◆ The request:
Each entry must be given again exactly; images do not belong in the copy.

◆ Given data:
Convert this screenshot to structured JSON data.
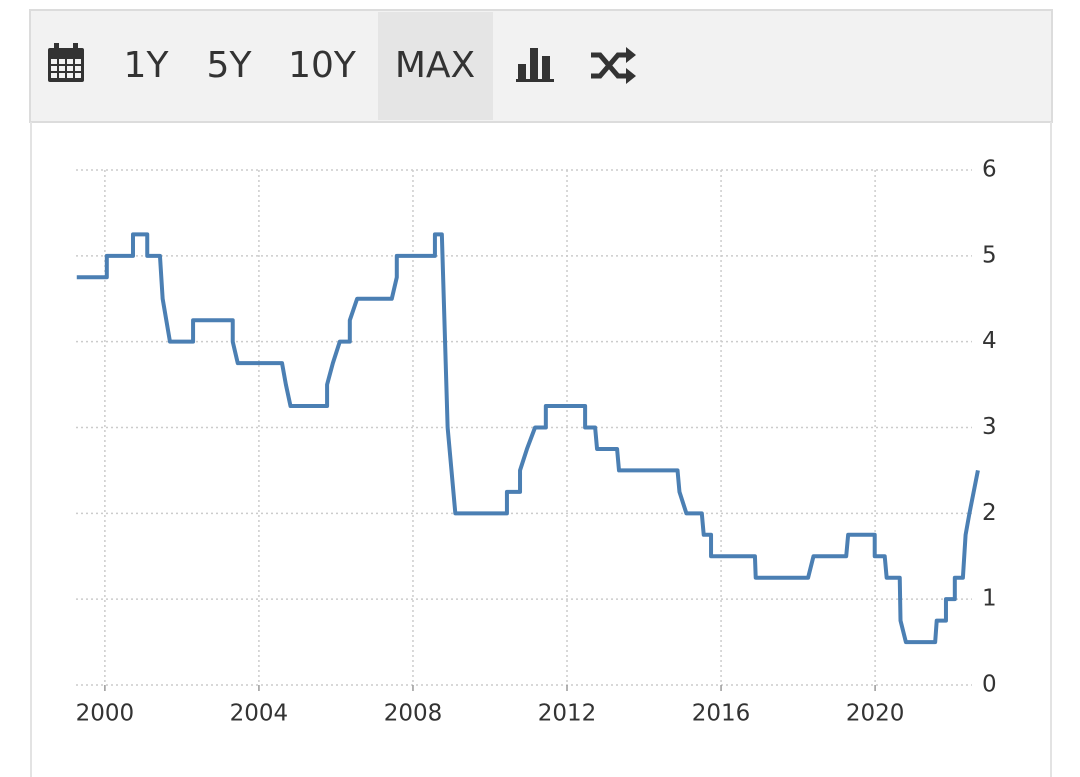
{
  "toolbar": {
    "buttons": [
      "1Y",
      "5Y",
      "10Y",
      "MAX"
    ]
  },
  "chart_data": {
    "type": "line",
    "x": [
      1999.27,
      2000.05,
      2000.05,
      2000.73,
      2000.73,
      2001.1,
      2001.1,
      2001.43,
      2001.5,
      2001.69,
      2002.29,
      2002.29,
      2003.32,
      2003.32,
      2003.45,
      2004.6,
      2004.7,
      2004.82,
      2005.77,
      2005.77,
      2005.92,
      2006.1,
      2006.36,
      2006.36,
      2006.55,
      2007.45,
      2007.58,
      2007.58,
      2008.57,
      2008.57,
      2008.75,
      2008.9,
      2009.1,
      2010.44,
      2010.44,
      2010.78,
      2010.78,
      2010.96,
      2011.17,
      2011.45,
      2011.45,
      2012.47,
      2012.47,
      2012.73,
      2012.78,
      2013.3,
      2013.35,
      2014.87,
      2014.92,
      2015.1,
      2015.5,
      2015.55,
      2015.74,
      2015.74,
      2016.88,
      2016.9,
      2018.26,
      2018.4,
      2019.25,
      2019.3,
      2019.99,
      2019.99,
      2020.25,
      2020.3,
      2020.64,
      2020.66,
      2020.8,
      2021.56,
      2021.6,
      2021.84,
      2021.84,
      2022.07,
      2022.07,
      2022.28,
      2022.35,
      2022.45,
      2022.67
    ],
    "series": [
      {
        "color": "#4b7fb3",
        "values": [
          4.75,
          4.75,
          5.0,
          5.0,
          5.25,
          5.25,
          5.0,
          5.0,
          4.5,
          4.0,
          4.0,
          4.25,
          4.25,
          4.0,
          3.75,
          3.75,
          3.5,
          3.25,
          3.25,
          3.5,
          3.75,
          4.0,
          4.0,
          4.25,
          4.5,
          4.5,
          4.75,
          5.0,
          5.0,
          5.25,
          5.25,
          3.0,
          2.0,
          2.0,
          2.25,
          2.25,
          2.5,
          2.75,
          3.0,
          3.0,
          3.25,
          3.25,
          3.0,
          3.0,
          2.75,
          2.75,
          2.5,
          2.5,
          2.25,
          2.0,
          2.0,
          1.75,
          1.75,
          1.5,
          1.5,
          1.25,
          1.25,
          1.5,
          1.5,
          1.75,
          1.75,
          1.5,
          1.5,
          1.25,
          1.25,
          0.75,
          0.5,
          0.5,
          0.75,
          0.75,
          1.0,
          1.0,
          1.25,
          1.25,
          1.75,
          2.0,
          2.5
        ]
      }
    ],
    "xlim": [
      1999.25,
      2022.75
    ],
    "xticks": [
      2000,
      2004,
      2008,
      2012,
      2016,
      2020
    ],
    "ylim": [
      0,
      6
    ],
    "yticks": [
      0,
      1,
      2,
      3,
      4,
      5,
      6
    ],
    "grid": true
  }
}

◆ Expected output:
Convert this screenshot to structured JSON data.
{
  "toolbar": {
    "buttons": [
      "1Y",
      "5Y",
      "10Y",
      "MAX"
    ]
  },
  "chart_data": {
    "type": "line",
    "x": [
      1999.27,
      2000.05,
      2000.05,
      2000.73,
      2000.73,
      2001.1,
      2001.1,
      2001.43,
      2001.5,
      2001.69,
      2002.29,
      2002.29,
      2003.32,
      2003.32,
      2003.45,
      2004.6,
      2004.7,
      2004.82,
      2005.77,
      2005.77,
      2005.92,
      2006.1,
      2006.36,
      2006.36,
      2006.55,
      2007.45,
      2007.58,
      2007.58,
      2008.57,
      2008.57,
      2008.75,
      2008.9,
      2009.1,
      2010.44,
      2010.44,
      2010.78,
      2010.78,
      2010.96,
      2011.17,
      2011.45,
      2011.45,
      2012.47,
      2012.47,
      2012.73,
      2012.78,
      2013.3,
      2013.35,
      2014.87,
      2014.92,
      2015.1,
      2015.5,
      2015.55,
      2015.74,
      2015.74,
      2016.88,
      2016.9,
      2018.26,
      2018.4,
      2019.25,
      2019.3,
      2019.99,
      2019.99,
      2020.25,
      2020.3,
      2020.64,
      2020.66,
      2020.8,
      2021.56,
      2021.6,
      2021.84,
      2021.84,
      2022.07,
      2022.07,
      2022.28,
      2022.35,
      2022.45,
      2022.67
    ],
    "series": [
      {
        "color": "#4b7fb3",
        "values": [
          4.75,
          4.75,
          5.0,
          5.0,
          5.25,
          5.25,
          5.0,
          5.0,
          4.5,
          4.0,
          4.0,
          4.25,
          4.25,
          4.0,
          3.75,
          3.75,
          3.5,
          3.25,
          3.25,
          3.5,
          3.75,
          4.0,
          4.0,
          4.25,
          4.5,
          4.5,
          4.75,
          5.0,
          5.0,
          5.25,
          5.25,
          3.0,
          2.0,
          2.0,
          2.25,
          2.25,
          2.5,
          2.75,
          3.0,
          3.0,
          3.25,
          3.25,
          3.0,
          3.0,
          2.75,
          2.75,
          2.5,
          2.5,
          2.25,
          2.0,
          2.0,
          1.75,
          1.75,
          1.5,
          1.5,
          1.25,
          1.25,
          1.5,
          1.5,
          1.75,
          1.75,
          1.5,
          1.5,
          1.25,
          1.25,
          0.75,
          0.5,
          0.5,
          0.75,
          0.75,
          1.0,
          1.0,
          1.25,
          1.25,
          1.75,
          2.0,
          2.5
        ]
      }
    ],
    "xlim": [
      1999.25,
      2022.75
    ],
    "xticks": [
      2000,
      2004,
      2008,
      2012,
      2016,
      2020
    ],
    "ylim": [
      0,
      6
    ],
    "yticks": [
      0,
      1,
      2,
      3,
      4,
      5,
      6
    ],
    "grid": true
  }
}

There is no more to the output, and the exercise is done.